→ **INFORMATION PROVIDED**:
####################
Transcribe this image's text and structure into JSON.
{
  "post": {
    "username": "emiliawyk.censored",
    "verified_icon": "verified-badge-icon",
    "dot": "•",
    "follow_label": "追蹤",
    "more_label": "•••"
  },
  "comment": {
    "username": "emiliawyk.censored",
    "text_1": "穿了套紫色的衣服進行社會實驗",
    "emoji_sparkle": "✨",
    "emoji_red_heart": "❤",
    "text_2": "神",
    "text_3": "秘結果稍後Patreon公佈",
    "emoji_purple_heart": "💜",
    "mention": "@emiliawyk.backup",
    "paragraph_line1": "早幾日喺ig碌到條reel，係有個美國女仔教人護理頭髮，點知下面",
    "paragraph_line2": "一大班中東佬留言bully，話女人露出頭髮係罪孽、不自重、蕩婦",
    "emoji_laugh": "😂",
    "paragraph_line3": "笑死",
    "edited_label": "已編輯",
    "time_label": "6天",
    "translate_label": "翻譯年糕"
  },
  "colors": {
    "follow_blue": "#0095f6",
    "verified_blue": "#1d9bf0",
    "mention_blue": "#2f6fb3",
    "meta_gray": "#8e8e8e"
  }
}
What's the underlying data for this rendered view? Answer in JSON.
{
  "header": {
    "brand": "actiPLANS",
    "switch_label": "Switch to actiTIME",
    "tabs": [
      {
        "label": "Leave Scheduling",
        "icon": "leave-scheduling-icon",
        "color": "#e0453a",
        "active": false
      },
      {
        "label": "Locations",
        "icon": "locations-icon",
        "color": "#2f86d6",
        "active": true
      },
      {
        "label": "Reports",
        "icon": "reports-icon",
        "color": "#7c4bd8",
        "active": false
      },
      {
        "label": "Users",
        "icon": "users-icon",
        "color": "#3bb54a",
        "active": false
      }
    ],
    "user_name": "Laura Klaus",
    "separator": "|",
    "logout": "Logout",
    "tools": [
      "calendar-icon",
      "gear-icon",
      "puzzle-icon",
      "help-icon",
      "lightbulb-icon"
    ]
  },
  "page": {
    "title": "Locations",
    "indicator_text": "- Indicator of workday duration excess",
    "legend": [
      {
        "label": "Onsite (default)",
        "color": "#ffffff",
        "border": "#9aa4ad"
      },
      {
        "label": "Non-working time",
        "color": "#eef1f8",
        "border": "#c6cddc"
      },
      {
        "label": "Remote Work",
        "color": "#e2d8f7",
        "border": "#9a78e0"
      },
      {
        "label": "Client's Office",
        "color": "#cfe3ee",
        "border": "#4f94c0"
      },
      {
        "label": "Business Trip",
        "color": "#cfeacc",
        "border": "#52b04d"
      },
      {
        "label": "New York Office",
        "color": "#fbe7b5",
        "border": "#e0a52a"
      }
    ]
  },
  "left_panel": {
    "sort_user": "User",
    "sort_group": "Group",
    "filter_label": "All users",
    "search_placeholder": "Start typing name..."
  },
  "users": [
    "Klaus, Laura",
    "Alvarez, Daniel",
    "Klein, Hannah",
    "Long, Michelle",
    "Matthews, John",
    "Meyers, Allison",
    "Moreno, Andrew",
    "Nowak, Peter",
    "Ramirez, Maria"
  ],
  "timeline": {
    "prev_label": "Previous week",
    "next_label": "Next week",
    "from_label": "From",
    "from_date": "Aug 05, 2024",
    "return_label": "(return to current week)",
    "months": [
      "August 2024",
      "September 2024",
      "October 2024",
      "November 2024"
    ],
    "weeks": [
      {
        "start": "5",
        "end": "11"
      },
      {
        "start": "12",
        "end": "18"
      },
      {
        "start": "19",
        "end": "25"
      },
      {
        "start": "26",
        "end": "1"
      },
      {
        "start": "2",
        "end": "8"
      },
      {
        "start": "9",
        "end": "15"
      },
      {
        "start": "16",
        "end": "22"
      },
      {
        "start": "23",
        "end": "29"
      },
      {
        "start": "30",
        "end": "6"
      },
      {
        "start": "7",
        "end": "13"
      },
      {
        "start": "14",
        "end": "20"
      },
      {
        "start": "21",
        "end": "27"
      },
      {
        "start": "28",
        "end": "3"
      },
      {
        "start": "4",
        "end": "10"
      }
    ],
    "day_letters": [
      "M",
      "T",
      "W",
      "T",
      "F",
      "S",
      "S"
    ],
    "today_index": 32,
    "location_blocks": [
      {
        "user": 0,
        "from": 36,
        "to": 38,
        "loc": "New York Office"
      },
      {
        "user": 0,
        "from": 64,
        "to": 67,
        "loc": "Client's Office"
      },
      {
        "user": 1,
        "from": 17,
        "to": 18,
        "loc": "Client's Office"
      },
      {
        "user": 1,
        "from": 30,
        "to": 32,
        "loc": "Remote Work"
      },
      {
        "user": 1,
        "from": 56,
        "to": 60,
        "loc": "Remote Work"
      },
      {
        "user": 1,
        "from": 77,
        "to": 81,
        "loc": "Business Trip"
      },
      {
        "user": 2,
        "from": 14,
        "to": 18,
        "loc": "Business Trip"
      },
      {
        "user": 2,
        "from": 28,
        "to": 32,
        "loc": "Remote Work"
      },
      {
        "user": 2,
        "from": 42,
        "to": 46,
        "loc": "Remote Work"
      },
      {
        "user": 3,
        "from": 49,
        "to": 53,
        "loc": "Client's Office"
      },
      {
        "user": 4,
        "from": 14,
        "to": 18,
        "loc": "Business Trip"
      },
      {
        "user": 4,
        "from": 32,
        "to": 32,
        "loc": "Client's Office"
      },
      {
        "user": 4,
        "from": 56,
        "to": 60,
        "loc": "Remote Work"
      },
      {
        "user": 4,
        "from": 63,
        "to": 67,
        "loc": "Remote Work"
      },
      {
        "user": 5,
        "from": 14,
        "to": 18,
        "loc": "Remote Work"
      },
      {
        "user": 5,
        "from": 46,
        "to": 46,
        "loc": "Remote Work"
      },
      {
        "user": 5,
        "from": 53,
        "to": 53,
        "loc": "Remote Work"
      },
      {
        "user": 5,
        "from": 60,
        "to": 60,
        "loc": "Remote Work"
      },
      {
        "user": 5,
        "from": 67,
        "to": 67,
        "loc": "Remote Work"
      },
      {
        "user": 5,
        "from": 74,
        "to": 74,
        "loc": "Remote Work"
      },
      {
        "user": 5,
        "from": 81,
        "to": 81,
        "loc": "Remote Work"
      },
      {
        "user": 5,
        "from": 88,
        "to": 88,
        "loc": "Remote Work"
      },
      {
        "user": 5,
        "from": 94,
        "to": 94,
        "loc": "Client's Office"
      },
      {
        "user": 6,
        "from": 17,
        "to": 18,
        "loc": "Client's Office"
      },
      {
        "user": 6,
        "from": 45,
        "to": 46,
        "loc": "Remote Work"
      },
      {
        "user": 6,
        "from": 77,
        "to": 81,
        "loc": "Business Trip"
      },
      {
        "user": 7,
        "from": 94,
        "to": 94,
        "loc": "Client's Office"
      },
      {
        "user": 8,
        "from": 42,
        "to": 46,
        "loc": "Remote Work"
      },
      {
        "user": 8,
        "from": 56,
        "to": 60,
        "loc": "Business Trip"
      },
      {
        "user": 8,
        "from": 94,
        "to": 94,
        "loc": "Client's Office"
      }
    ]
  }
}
####################
→ **GOAL**: From the entries above, collect every line with the string "this" in it.

→ **RESPONSE**:
Transcribe this image's text and structure into JSON.
What's the underlying data for this rendered view? Answer in JSON.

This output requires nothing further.